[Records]
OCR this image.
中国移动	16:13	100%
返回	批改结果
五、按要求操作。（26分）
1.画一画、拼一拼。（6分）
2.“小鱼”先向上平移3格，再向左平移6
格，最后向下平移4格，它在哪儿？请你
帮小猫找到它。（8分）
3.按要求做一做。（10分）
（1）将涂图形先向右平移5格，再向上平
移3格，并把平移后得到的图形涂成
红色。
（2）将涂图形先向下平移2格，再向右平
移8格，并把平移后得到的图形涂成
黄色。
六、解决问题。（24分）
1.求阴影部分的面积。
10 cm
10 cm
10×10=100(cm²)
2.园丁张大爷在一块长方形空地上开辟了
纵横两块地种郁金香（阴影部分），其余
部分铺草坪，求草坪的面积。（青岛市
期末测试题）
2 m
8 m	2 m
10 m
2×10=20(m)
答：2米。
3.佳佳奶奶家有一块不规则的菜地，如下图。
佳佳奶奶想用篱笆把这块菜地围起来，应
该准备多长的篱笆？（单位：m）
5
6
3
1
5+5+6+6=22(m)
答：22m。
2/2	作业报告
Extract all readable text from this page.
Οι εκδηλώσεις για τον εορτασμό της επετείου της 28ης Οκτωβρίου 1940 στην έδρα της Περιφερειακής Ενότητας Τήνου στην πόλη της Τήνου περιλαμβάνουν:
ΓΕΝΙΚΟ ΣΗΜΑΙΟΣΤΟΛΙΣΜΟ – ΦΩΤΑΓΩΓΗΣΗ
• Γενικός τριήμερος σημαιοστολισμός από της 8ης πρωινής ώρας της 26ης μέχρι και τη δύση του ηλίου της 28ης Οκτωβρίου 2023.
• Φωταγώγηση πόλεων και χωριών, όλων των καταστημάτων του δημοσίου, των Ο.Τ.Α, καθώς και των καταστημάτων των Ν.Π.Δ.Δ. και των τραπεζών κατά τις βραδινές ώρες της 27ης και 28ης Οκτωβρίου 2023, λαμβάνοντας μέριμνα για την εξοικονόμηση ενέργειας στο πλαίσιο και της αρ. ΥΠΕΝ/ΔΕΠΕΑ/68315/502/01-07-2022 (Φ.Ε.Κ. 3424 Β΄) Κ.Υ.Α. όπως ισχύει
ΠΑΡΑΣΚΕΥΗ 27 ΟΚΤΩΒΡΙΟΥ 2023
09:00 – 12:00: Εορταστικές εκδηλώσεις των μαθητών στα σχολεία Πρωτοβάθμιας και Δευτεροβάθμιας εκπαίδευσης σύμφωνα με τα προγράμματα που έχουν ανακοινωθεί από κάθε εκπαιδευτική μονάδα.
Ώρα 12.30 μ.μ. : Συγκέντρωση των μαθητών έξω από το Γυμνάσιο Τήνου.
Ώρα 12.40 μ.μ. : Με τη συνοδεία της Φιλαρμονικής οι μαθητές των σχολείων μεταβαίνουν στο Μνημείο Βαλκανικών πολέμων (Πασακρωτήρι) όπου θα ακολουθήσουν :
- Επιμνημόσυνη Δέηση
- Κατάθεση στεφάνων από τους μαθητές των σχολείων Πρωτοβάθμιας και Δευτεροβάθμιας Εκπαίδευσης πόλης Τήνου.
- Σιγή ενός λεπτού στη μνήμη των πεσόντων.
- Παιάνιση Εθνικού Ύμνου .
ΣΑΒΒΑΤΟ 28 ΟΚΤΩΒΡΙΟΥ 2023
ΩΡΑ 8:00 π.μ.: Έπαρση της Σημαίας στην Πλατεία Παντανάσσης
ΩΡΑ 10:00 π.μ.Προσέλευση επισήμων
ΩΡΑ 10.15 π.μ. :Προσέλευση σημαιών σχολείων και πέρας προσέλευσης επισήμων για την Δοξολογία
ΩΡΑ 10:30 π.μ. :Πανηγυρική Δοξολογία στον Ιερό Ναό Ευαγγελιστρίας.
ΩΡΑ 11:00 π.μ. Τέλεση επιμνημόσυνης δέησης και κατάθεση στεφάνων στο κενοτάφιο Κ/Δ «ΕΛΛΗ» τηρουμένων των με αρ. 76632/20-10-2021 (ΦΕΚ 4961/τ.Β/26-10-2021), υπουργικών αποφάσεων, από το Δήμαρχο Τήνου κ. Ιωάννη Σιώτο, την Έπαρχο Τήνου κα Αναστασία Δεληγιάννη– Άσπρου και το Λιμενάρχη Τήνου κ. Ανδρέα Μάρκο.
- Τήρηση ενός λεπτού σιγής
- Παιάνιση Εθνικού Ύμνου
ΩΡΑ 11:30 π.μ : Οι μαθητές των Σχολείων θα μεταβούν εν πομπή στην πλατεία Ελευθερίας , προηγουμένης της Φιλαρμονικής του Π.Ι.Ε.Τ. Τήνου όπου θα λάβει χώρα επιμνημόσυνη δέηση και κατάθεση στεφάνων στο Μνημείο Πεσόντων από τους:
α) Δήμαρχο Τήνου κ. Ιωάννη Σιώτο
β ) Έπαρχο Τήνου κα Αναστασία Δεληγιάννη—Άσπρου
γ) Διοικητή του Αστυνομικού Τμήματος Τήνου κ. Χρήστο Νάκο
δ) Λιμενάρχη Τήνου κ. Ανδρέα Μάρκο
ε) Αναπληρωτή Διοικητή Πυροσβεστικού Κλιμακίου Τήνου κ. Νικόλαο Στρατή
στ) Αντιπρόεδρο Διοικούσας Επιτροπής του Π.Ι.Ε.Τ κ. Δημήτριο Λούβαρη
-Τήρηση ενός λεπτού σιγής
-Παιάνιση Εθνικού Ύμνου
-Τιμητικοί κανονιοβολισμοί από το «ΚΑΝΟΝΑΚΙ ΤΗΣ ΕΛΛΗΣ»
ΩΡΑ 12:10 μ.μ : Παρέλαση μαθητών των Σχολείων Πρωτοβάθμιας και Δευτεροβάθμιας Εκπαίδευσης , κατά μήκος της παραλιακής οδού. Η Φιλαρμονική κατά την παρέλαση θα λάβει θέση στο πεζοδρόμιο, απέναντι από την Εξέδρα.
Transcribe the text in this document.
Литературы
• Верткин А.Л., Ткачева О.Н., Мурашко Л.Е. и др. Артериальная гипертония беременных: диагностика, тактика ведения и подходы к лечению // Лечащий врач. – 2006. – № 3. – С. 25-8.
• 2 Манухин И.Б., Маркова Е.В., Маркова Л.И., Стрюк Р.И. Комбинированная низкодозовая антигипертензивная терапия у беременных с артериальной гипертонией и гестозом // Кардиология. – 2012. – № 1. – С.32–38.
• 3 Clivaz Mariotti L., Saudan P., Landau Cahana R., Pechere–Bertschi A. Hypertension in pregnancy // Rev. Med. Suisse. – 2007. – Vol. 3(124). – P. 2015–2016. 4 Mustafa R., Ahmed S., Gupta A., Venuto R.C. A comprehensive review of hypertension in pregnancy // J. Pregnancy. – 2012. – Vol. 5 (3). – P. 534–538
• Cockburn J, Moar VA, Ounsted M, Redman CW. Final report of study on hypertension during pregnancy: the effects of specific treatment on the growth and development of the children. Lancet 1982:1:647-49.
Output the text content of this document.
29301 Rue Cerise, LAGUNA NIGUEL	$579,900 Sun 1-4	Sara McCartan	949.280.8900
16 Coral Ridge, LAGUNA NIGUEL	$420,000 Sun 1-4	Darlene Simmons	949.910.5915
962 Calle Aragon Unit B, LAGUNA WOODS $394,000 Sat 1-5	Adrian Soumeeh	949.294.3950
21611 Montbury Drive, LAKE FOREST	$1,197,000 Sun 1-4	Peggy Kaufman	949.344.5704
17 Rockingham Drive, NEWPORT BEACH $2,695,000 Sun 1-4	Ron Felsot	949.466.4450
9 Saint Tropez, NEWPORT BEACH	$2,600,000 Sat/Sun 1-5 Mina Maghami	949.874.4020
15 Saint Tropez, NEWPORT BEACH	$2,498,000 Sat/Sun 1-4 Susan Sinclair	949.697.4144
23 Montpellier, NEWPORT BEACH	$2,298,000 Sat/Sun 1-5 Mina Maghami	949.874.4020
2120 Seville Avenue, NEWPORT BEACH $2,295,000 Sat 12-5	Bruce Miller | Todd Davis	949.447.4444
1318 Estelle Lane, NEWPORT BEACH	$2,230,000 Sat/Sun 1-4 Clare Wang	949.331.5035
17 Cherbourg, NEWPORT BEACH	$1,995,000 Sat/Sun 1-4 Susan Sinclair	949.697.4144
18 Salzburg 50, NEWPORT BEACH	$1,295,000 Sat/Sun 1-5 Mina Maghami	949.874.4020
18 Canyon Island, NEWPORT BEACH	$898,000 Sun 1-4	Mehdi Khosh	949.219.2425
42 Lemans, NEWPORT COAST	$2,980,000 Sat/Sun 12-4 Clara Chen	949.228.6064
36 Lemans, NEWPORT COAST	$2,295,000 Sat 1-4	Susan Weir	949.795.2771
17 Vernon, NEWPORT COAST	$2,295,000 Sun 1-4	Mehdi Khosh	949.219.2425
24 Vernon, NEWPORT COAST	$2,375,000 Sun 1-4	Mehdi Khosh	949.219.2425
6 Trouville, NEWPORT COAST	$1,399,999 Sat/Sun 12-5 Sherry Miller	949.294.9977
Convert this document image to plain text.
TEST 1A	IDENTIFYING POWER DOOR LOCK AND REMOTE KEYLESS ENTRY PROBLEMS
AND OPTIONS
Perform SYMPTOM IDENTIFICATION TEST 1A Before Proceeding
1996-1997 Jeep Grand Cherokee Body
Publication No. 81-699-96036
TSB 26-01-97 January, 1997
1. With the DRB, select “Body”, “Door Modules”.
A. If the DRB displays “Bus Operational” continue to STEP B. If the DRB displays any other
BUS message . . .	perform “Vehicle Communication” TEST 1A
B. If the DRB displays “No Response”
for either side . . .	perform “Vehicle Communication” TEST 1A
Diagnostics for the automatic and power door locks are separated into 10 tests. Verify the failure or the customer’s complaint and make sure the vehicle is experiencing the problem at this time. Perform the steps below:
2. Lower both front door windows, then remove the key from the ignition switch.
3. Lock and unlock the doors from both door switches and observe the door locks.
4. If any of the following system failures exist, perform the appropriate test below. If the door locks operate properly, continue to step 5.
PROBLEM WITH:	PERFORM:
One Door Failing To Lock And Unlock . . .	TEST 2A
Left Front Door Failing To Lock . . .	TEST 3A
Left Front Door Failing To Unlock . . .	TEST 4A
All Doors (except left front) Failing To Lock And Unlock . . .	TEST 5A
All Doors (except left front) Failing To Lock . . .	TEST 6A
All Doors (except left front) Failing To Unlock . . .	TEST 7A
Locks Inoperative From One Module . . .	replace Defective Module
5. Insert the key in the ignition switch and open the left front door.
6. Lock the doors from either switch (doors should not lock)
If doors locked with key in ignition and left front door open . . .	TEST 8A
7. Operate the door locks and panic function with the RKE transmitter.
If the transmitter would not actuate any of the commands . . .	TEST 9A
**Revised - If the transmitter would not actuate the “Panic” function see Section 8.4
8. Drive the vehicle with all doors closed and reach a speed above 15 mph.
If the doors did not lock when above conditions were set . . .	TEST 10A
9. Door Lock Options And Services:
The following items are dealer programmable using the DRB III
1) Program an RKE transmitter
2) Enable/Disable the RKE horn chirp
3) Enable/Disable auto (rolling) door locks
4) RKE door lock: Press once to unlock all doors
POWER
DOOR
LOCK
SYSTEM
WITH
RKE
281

### What is required
Return each line of the data that contains the string "Disable".

### Result of the exercise
2) Enable/Disable the RKE horn chirp
3) Enable/Disable auto (rolling) door locks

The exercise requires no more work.